### Document

# 01_02: Lists, tuples, and the slicing syntax

In [140]:
import math
import collections
import dataclasses
import datetime

import numpy as np
import pandas as pd
import matplotlib.pyplot as pp  

OK, that was a good warmup about loops. We now move on to review lists and tuples, which are perhaps the quintessential Python data structure within the core language.

In addition to being incredibly useful on their own, lists and tuples are foundational for data science because they set the standard interface for accessing elements and ranges of elements by their ordinal index. Python calls that _slicing_. The same slicing interface is used in `numpy`, the most important Python library to manipulate large amounts of numerical data.

So, about lists: as you now they provide a way to store an arbitrary number of Python objects, such as strings, floating point numbers, another list, or any other object, and to access them using a numerical index.

Lists in Python are denoted by brackets, and their elements are separated by commas. For instance, the trio of nephews from the Disney universe:

In [141]:
nephews = ['Huey', 'Dewey', 'Louie']

In [142]:
nephews

['Huey', 'Dewey', 'Louie']

The length of a list is obtained with `len`.

In [143]:
len(nephews)

3

The empty list is written with an empty set of brackets, and obviously has length 0.

In [144]:
len([])

### Record extracts
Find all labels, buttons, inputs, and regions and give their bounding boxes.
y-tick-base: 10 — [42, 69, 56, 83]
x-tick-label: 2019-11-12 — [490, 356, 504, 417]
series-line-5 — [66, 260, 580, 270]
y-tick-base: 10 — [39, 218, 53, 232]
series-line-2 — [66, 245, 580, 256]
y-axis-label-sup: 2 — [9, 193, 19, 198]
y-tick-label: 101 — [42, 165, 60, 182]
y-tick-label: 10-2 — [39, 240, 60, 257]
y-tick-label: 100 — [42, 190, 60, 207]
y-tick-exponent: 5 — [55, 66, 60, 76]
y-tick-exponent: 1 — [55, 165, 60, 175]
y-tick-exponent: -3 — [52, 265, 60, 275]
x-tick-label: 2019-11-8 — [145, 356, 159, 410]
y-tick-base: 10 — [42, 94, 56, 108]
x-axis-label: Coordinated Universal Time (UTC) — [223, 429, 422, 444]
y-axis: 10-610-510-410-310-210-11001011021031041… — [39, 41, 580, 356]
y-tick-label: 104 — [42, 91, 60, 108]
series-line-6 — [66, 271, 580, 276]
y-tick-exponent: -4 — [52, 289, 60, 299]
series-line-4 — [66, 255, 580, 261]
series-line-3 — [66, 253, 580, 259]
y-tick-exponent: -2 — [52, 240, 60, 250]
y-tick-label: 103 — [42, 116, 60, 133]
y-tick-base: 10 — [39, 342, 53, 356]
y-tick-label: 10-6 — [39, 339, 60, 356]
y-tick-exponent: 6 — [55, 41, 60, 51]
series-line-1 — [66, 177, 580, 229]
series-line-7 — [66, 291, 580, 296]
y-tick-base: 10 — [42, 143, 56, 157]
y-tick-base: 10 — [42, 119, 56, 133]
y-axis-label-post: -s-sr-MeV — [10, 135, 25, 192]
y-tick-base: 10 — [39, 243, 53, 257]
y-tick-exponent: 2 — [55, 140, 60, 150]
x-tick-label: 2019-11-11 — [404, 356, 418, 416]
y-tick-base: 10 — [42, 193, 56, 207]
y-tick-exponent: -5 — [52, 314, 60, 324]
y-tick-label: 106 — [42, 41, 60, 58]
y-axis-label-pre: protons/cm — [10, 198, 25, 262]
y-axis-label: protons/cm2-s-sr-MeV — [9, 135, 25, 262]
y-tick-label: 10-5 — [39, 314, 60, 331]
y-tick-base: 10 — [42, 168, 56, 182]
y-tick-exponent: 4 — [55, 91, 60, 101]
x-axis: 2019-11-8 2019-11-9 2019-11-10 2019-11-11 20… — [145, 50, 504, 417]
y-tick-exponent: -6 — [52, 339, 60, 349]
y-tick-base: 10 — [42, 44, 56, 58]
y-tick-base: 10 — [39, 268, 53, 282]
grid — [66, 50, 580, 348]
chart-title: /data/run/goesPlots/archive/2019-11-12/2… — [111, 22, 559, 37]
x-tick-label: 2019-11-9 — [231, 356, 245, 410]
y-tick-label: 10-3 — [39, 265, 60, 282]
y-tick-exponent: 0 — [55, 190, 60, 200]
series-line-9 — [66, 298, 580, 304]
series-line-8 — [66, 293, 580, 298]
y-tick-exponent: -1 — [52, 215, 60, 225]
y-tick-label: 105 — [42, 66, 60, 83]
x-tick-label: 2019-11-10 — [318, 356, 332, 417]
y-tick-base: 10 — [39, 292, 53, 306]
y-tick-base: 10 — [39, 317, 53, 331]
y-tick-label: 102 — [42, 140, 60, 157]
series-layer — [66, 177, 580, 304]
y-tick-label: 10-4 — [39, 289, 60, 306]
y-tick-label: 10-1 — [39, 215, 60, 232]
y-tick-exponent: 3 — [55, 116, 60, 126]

### Task requirements
A. Translate into Spanish this sentence from the notebook on Python lists and tuples: "Lists in Python are denoted by brackets, and their elements are separated by commas."
B. Write the next part of the notebook on Python lists and tuples, starting after its last line.

### Exercise answers
A. En Python, las listas se denotan con corchetes y sus elementos se separan con comas.

B.
0

Individual list elements can be accessed by index, starting with zero for the first element, and ending at the length of the list minus one. [slide 1]

(_This convention of starting from zero comes from C, the language that inspired Python, and that was used to write the standard Python interpreter, known as CPython for this reason._)

For instance, the first nephew is Huey.

In [145]:
nephews[0]

'Huey'

So the last nephew would be at index 2. If we look beyond the end of list, we get an error.

In [146]:
nephews[2]

'Louie'

In [148]:
nephews[3]

IndexError: list index out of range

We can also index from the end, starting at -1 and going back. [slide 2]

In [149]:
nephews[-1]

'Louie'

In [150]:
nephews[-2]

'Dewey'

This bracket indexing notation can also be used to reassign elements. Let's do it for all these ducks with a simple loop.

In [151]:
for i in range(3):
    nephews[i] = nephews[i] + ' Duck'

In [152]:
nephews

['Huey Duck', 'Dewey Duck', 'Louie Duck']

An important point is that lists do not need to have homogeneous content, such as all strings, or all numbers. We can mix it up. We can have a list consisting of a number, another list of numbers, and a string

In [153]:
mix_it_up = [1, [2, 3], 'alpha']

In [154]:
mix_it_up

[1, [2, 3], 'alpha']

We can verify that an element exists in a list using the `in` operator:

In [155]:
'Huey' in nephews

False

In [156]:
'Huey Duck' in nephews

True

To add a single element at the end of a list, we use `append`. You see that here we are using Python in an object-oriented way, by accessing a _method_ (specifically `append`) of the list object. It sounds sophisticated, but it's actually very natural.

In [157]:
nephews.append('April Duck')

In [158]:
nephews

['Huey Duck', 'Dewey Duck', 'Louie Duck', 'April Duck']

To add multiple elements in one go, we can use `extend`.

In [159]:
nephews.extend(['May Duck', 'June Duck'])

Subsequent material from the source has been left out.